Rewrite the part of the records that opens with the line containing "bottleneck-curve <box>30 30 770 770</box>" and runs through the end of the records, replacing "minimum-marker" with "lowest-point-marker" and leaving everything else unchanged.

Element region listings
— Start —

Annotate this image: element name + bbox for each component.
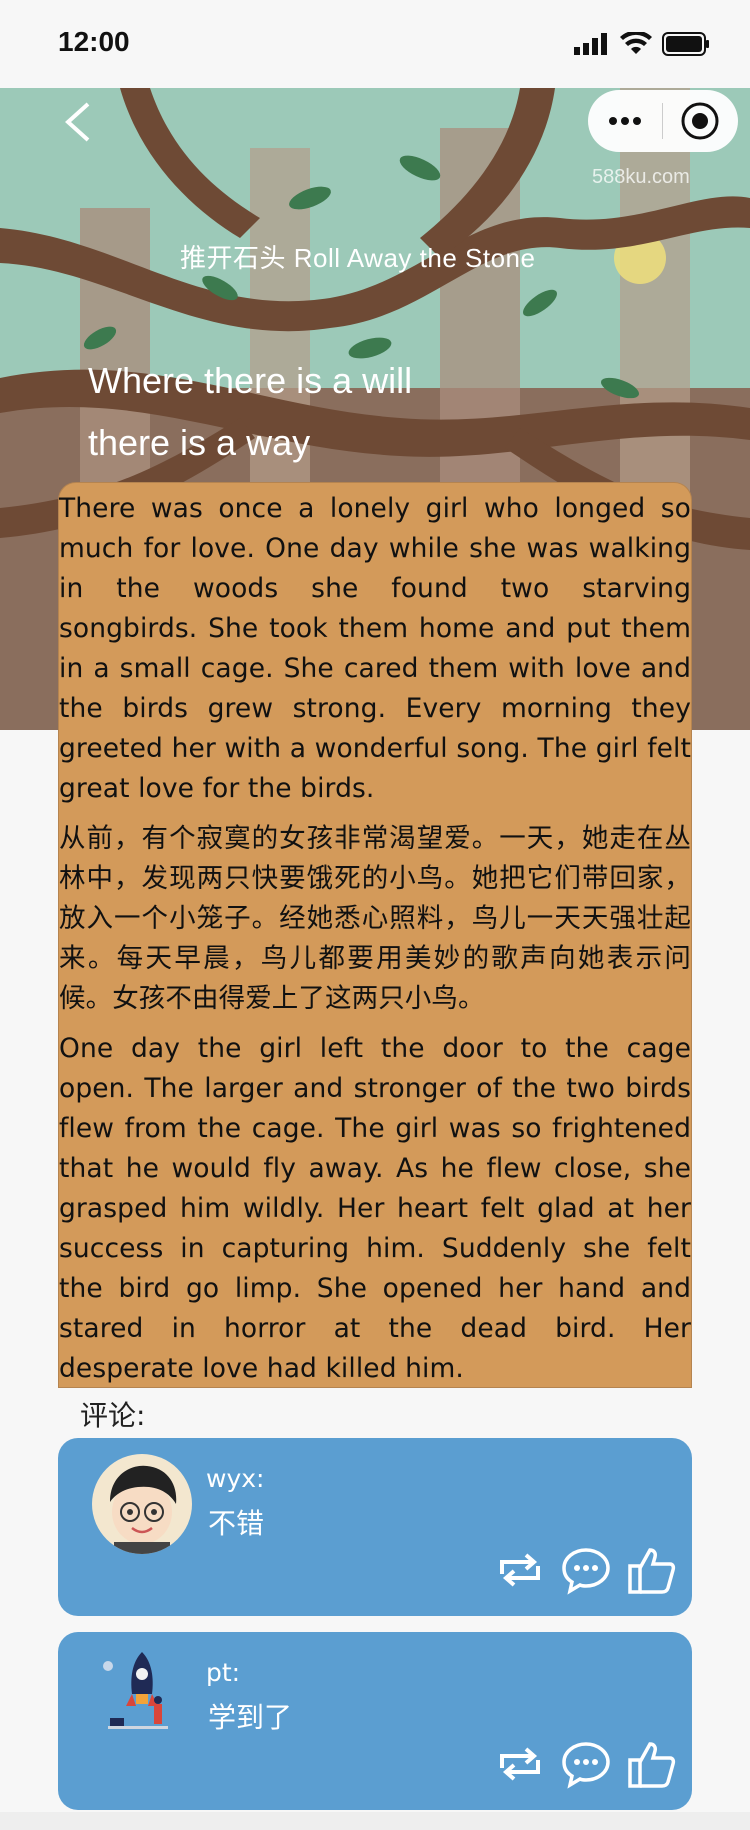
rocket-avatar-icon bbox=[92, 1648, 192, 1748]
comment-user: wyx: bbox=[206, 1464, 265, 1493]
status-time: 12:00 bbox=[58, 26, 130, 57]
repost-icon bbox=[500, 1553, 540, 1587]
signal-icon bbox=[574, 33, 607, 55]
status-bar: 12:00 bbox=[0, 0, 750, 88]
boy-avatar-icon bbox=[92, 1454, 192, 1554]
like-icon bbox=[628, 1548, 676, 1594]
like-button[interactable] bbox=[626, 1544, 678, 1596]
article-paragraph-en-2: One day the girl left the door to the ca… bbox=[59, 1033, 691, 1384]
back-button[interactable] bbox=[58, 100, 102, 144]
comment-card: wyx: 不错 bbox=[58, 1438, 692, 1616]
repost-button[interactable] bbox=[494, 1738, 546, 1790]
bottom-safe-area bbox=[0, 1812, 750, 1830]
comment-text: 不错 bbox=[208, 1507, 265, 1540]
comment-user: pt: bbox=[206, 1658, 241, 1687]
wifi-icon bbox=[620, 32, 652, 54]
more-icon bbox=[609, 117, 641, 125]
mini-program-capsule bbox=[588, 90, 738, 152]
like-icon bbox=[628, 1742, 676, 1788]
motto-line-1: Where there is a will bbox=[88, 360, 413, 401]
repost-button[interactable] bbox=[494, 1544, 546, 1596]
close-target-icon bbox=[681, 102, 719, 140]
comment-card: pt: 学到了 bbox=[58, 1632, 692, 1810]
battery-icon bbox=[662, 32, 709, 56]
like-button[interactable] bbox=[626, 1738, 678, 1790]
article-paragraph-en-1: There was once a lonely girl who longed … bbox=[59, 493, 691, 804]
comment-icon bbox=[562, 1548, 610, 1595]
comments-label: 评论: bbox=[80, 1399, 146, 1432]
repost-icon bbox=[500, 1747, 540, 1781]
reply-button[interactable] bbox=[560, 1544, 612, 1596]
article-card: There was once a lonely girl who longed … bbox=[58, 482, 692, 1388]
close-button[interactable] bbox=[663, 90, 737, 152]
motto: Where there is a will there is a way bbox=[88, 350, 412, 474]
watermark: 588ku.com bbox=[592, 166, 690, 188]
comment-actions bbox=[494, 1544, 678, 1596]
status-icons bbox=[574, 30, 710, 58]
article-paragraph-cn: 从前，有个寂寞的女孩非常渴望爱。一天，她走在丛林中，发现两只快要饿死的小鸟。她把… bbox=[59, 823, 691, 1014]
motto-line-2: there is a way bbox=[88, 422, 311, 463]
page-subtitle: 推开石头 Roll Away the Stone bbox=[180, 243, 536, 273]
more-button[interactable] bbox=[588, 90, 662, 152]
comment-actions bbox=[494, 1738, 678, 1790]
comment-text: 学到了 bbox=[208, 1701, 293, 1734]
back-arrow-icon bbox=[65, 102, 90, 142]
reply-button[interactable] bbox=[560, 1738, 612, 1790]
comment-icon bbox=[562, 1742, 610, 1789]
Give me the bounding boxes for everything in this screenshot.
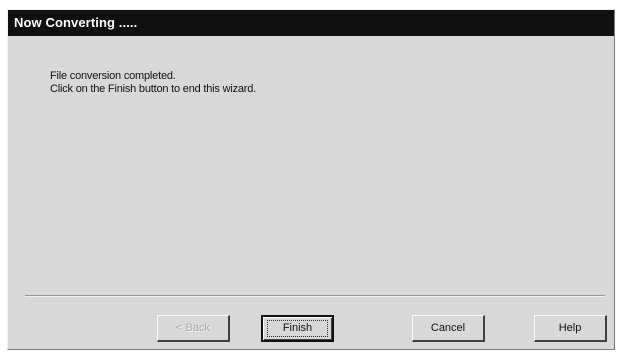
cancel-button[interactable]: Cancel <box>412 315 485 342</box>
wizard-dialog: Now Converting ..... File conversion com… <box>7 9 615 350</box>
finish-button[interactable]: Finish <box>261 315 334 342</box>
button-separator <box>25 295 605 297</box>
dialog-title: Now Converting ..... <box>14 15 138 30</box>
cancel-button-label: Cancel <box>430 322 466 334</box>
help-button-label: Help <box>558 322 582 334</box>
dialog-title-bar[interactable]: Now Converting ..... <box>8 10 614 36</box>
status-message-line-1: File conversion completed. <box>50 70 176 82</box>
status-message-line-2: Click on the Finish button to end this w… <box>50 83 257 95</box>
finish-button-label: Finish <box>282 322 313 334</box>
back-button-label: < Back <box>176 322 210 334</box>
status-message: File conversion completed. Click on the … <box>50 70 256 96</box>
back-button[interactable]: < Back <box>157 315 230 342</box>
help-button[interactable]: Help <box>534 315 607 342</box>
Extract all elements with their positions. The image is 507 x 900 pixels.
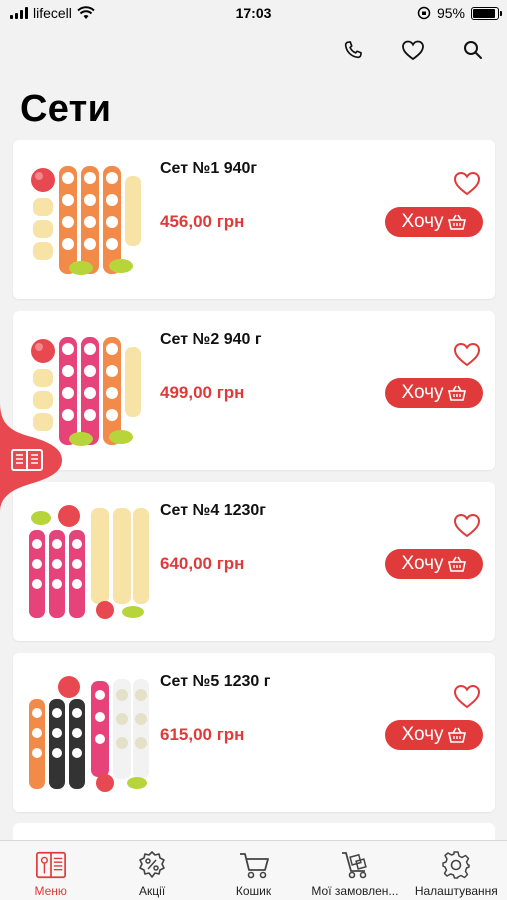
product-price: 456,00 грн [160,212,245,231]
product-price: 499,00 грн [160,383,245,402]
product-card[interactable]: Сет №2 940 г 499,00 грн Хочу [13,311,495,470]
rotation-lock-icon [417,6,431,20]
want-button[interactable]: Хочу [385,720,483,750]
basket-icon [447,556,466,572]
tab-bar: Меню Акції Кошик Мої замовлен... Налашту… [0,840,507,900]
page-title: Сети [20,88,112,130]
battery-group: 95% [417,5,502,21]
tab-label: Налаштування [414,884,498,898]
phone-icon[interactable] [341,38,365,62]
menu-book-icon [35,849,67,881]
tab-label: Кошик [235,884,272,898]
tab-label: Акції [139,884,166,898]
tab-cart[interactable]: Кошик [203,841,304,900]
basket-icon [447,214,466,230]
want-button-label: Хочу [401,724,444,745]
basket-icon [447,727,466,743]
want-button[interactable]: Хочу [385,549,483,579]
tab-label: Мої замовлен... [311,884,399,898]
product-card[interactable]: Сет №4 1230г 640,00 грн Хочу [13,482,495,641]
discount-icon [136,849,168,881]
orders-icon [339,849,371,881]
battery-percent: 95% [436,5,465,21]
header-actions [341,38,485,62]
heart-icon[interactable] [401,38,425,62]
want-button-label: Хочу [401,211,444,232]
tab-promotions[interactable]: Акції [101,841,202,900]
favorite-heart-icon[interactable] [453,341,481,367]
product-price: 640,00 грн [160,554,245,573]
favorite-heart-icon[interactable] [453,170,481,196]
tab-settings[interactable]: Налаштування [406,841,507,900]
battery-icon [471,6,502,20]
tab-label: Меню [34,884,67,898]
product-name: Сет №4 1230г [160,502,266,519]
product-image [29,676,149,792]
product-name: Сет №1 940г [160,160,258,177]
tab-menu[interactable]: Меню [0,841,101,900]
product-price: 615,00 грн [160,725,245,744]
basket-icon [447,385,466,401]
side-menu-tab[interactable] [0,402,64,512]
settings-icon [440,849,472,881]
want-button-label: Хочу [401,553,444,574]
product-card[interactable]: Сет №1 940г 456,00 грн Хочу [13,140,495,299]
status-bar: lifecell 17:03 95% [0,0,507,28]
favorite-heart-icon[interactable] [453,683,481,709]
product-card[interactable]: Сет №5 1230 г 615,00 грн Хочу [13,653,495,812]
want-button[interactable]: Хочу [385,207,483,237]
product-name: Сет №5 1230 г [160,673,271,690]
search-icon[interactable] [461,38,485,62]
cart-icon [238,849,270,881]
product-image [29,505,149,619]
tab-orders[interactable]: Мої замовлен... [304,841,405,900]
favorite-heart-icon[interactable] [453,512,481,538]
product-name: Сет №2 940 г [160,331,262,348]
product-image [31,166,141,275]
want-button-label: Хочу [401,382,444,403]
want-button[interactable]: Хочу [385,378,483,408]
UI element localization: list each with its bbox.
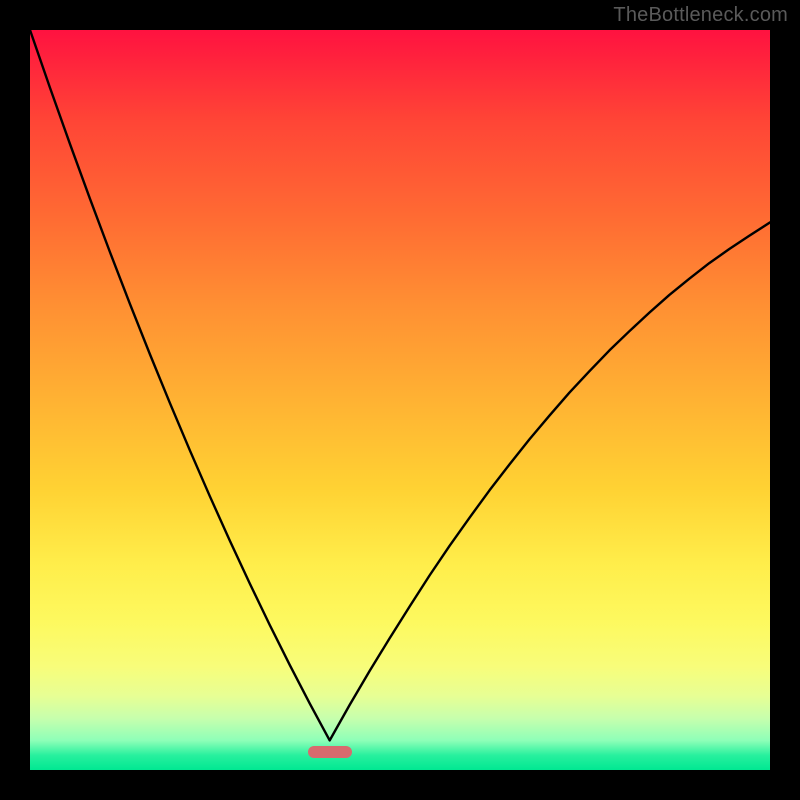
bottleneck-curve <box>30 30 770 770</box>
minimum-marker <box>308 746 352 758</box>
chart-plot-area <box>30 30 770 770</box>
watermark-text: TheBottleneck.com <box>613 4 788 27</box>
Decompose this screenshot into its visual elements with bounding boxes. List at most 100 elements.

— End —

[OUTPUT]
bottleneck-curve <box>30 30 770 770</box>
lowest-point-marker <box>308 746 352 758</box>
chart-plot-area <box>30 30 770 770</box>
watermark-text: TheBottleneck.com <box>613 4 788 27</box>
Decompose this screenshot into its visual elements with bounding boxes. List at most 100 elements.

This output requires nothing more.